━━ RECORDS FOR THE TASK

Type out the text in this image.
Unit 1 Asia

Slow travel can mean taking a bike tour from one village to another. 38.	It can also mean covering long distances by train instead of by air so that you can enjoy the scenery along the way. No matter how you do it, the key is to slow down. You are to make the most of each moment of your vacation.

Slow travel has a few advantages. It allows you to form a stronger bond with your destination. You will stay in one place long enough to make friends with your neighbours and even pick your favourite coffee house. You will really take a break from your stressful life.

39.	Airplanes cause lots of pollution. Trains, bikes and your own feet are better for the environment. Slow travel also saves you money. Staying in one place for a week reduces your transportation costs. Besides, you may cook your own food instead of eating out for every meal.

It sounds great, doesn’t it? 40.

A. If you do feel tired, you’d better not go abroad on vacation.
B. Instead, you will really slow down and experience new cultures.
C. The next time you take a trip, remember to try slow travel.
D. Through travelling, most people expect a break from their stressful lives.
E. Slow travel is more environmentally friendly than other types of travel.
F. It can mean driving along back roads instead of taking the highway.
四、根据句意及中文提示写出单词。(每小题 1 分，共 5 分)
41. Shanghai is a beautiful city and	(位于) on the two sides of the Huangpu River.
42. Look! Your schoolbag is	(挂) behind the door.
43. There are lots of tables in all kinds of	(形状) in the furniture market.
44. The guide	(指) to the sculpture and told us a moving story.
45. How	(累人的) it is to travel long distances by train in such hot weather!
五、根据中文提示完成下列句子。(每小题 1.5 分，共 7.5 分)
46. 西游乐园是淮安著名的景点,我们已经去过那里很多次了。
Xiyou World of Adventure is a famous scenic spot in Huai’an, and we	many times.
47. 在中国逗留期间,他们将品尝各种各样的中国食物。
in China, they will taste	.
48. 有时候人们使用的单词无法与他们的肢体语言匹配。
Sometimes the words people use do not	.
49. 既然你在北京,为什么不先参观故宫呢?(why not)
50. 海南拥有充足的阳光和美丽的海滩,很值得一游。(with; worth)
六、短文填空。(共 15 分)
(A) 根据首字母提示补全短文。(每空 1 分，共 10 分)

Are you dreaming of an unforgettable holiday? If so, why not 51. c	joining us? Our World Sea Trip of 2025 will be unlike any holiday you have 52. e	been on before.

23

━━━━

Every record shown above should be written out again exactly.

Type out the text in this image.
Unit 1 Asia

Slow travel can mean taking a bike tour from one village to another. 38.	It can also mean covering long distances by train instead of by air so that you can enjoy the scenery along the way. No matter how you do it, the key is to slow down. You are to make the most of each moment of your vacation.

Slow travel has a few advantages. It allows you to form a stronger bond with your destination. You will stay in one place long enough to make friends with your neighbours and even pick your favourite coffee house. You will really take a break from your stressful life.

39.	Airplanes cause lots of pollution. Trains, bikes and your own feet are better for the environment. Slow travel also saves you money. Staying in one place for a week reduces your transportation costs. Besides, you may cook your own food instead of eating out for every meal.

It sounds great, doesn’t it? 40.

A. If you do feel tired, you’d better not go abroad on vacation.
B. Instead, you will really slow down and experience new cultures.
C. The next time you take a trip, remember to try slow travel.
D. Through travelling, most people expect a break from their stressful lives.
E. Slow travel is more environmentally friendly than other types of travel.
F. It can mean driving along back roads instead of taking the highway.
四、根据句意及中文提示写出单词。(每小题 1 分，共 5 分)
41. Shanghai is a beautiful city and	(位于) on the two sides of the Huangpu River.
42. Look! Your schoolbag is	(挂) behind the door.
43. There are lots of tables in all kinds of	(形状) in the furniture market.
44. The guide	(指) to the sculpture and told us a moving story.
45. How	(累人的) it is to travel long distances by train in such hot weather!
五、根据中文提示完成下列句子。(每小题 1.5 分，共 7.5 分)
46. 西游乐园是淮安著名的景点,我们已经去过那里很多次了。
Xiyou World of Adventure is a famous scenic spot in Huai’an, and we	many times.
47. 在中国逗留期间,他们将品尝各种各样的中国食物。
in China, they will taste	.
48. 有时候人们使用的单词无法与他们的肢体语言匹配。
Sometimes the words people use do not	.
49. 既然你在北京,为什么不先参观故宫呢?(why not)
50. 海南拥有充足的阳光和美丽的海滩,很值得一游。(with; worth)
六、短文填空。(共 15 分)
(A) 根据首字母提示补全短文。(每空 1 分，共 10 分)

Are you dreaming of an unforgettable holiday? If so, why not 51. c	joining us? Our World Sea Trip of 2025 will be unlike any holiday you have 52. e	been on before.

23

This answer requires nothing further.